**EXERCISE:**
Lines containing the word "Berlin" should be extracted in full.

(Dataset items)
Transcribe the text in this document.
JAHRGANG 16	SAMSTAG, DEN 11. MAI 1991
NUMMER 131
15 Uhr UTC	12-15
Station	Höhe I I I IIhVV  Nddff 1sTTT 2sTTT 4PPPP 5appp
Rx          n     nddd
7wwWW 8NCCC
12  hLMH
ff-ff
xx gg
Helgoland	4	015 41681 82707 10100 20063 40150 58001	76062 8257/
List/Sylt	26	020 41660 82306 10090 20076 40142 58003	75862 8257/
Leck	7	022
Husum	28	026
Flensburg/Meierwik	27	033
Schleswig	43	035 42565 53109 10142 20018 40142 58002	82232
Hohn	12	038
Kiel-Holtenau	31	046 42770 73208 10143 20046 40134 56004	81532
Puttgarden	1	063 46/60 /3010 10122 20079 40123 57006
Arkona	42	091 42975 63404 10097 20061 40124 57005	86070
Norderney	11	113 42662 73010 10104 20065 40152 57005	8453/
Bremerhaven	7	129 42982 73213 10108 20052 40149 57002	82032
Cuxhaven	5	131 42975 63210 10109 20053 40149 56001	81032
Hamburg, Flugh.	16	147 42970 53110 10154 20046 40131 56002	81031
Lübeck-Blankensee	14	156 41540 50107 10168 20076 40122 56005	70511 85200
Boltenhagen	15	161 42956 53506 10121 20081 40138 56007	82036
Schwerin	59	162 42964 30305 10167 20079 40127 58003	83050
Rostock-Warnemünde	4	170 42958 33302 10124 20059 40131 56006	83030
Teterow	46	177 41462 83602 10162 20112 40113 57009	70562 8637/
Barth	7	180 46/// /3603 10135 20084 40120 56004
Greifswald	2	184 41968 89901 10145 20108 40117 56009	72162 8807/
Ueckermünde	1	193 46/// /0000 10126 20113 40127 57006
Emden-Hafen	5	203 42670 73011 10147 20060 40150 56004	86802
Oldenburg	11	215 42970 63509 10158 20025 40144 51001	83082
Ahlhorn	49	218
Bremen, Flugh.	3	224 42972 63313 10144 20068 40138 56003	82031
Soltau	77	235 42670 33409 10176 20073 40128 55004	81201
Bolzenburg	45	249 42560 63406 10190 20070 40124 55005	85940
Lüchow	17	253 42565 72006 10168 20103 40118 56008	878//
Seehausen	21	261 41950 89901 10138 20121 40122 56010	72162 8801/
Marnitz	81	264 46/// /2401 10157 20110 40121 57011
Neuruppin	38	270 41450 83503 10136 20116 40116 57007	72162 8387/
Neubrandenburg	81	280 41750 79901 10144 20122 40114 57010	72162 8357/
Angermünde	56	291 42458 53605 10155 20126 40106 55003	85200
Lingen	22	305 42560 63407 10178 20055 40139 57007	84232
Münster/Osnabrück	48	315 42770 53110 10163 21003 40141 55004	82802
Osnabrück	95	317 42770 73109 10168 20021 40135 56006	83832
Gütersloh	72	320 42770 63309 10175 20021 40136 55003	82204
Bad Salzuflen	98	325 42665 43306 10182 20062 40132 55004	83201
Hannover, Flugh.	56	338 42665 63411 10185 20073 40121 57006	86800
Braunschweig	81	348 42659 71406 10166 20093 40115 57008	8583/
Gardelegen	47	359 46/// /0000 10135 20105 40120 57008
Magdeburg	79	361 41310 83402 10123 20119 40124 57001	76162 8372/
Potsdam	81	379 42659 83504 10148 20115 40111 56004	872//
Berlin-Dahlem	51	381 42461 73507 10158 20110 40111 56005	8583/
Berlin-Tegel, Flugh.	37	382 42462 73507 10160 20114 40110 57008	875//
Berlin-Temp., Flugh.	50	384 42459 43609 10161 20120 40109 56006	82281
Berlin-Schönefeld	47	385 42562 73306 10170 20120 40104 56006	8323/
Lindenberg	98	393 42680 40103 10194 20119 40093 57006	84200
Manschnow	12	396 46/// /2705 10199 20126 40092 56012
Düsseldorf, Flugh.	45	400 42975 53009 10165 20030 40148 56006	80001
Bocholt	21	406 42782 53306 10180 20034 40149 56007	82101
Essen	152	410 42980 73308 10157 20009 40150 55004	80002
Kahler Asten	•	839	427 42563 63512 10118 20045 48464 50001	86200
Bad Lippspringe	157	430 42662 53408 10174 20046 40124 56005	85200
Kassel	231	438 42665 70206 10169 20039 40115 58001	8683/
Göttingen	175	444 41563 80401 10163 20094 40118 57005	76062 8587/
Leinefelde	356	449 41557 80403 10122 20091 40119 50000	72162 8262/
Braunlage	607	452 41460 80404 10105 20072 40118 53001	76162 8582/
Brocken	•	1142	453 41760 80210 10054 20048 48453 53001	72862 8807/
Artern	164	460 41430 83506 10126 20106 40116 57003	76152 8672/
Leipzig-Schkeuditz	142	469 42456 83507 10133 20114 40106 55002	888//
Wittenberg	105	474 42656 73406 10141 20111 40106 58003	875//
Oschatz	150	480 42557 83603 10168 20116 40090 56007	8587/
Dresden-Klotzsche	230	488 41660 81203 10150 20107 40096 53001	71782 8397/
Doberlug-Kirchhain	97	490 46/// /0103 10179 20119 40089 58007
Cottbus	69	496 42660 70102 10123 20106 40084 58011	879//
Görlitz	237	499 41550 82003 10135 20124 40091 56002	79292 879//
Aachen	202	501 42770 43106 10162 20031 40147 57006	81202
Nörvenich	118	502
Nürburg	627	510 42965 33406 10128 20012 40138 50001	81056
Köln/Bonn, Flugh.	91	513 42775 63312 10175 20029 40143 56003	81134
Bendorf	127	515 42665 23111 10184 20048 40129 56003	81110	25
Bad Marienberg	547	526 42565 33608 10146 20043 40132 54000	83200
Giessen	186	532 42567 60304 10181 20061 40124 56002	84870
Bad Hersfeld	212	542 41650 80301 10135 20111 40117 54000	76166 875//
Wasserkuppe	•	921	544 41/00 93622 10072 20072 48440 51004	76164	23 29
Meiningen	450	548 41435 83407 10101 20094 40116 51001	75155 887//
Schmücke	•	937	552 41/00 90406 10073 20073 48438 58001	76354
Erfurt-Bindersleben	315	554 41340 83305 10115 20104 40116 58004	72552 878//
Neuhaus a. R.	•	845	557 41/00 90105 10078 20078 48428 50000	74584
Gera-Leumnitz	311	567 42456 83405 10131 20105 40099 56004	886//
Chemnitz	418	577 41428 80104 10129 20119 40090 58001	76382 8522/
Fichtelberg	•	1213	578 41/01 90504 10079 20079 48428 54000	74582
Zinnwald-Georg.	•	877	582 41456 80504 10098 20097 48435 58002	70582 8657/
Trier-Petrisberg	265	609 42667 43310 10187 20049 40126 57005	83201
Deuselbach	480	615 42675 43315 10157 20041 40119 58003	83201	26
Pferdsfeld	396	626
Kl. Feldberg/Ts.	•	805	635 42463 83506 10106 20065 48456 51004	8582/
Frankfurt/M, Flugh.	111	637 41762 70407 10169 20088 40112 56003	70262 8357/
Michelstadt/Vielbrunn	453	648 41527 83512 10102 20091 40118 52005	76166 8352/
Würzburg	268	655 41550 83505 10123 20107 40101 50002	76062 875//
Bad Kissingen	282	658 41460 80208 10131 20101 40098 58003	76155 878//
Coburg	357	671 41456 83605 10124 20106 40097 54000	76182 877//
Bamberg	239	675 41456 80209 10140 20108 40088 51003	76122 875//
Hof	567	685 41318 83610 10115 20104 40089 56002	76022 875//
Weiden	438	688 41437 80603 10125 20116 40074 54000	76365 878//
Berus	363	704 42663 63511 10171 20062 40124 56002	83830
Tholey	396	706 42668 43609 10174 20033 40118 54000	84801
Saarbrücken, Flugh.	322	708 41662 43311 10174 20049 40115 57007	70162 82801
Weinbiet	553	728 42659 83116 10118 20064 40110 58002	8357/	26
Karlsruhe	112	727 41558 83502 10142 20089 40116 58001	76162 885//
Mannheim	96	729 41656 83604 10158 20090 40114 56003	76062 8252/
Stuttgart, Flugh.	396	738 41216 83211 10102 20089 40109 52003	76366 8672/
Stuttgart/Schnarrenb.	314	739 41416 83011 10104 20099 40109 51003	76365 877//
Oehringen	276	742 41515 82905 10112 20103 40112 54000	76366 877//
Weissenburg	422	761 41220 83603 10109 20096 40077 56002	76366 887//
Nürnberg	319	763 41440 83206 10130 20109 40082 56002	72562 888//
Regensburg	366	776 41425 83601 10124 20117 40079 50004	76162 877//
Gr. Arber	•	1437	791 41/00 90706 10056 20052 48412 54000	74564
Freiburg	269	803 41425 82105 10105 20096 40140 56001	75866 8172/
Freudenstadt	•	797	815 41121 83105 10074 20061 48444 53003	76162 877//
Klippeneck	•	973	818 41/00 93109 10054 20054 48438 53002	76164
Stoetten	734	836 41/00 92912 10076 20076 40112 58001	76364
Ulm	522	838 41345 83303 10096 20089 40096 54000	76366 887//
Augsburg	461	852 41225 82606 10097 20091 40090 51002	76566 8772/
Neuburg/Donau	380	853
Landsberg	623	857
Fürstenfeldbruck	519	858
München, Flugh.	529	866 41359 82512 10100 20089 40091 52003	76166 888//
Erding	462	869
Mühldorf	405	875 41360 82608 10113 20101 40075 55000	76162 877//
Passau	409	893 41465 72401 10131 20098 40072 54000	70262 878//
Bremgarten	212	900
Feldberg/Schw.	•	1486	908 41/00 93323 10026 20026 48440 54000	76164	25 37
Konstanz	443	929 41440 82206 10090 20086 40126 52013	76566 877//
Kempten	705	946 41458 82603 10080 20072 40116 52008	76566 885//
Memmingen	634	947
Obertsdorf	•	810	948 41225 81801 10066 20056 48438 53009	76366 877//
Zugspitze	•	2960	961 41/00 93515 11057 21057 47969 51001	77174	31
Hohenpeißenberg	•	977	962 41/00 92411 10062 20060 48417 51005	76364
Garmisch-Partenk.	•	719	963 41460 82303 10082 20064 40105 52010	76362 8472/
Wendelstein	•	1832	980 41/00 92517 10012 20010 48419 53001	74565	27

**RESPONSE TO THIS TASK:**
Berlin-Dahlem	51	381 42461 73507 10158 20110 40111 56005	8583/
Berlin-Tegel, Flugh.	37	382 42462 73507 10160 20114 40110 57008	875//
Berlin-Temp., Flugh.	50	384 42459 43609 10161 20120 40109 56006	82281
Berlin-Schönefeld	47	385 42562 73306 10170 20120 40104 56006	8323/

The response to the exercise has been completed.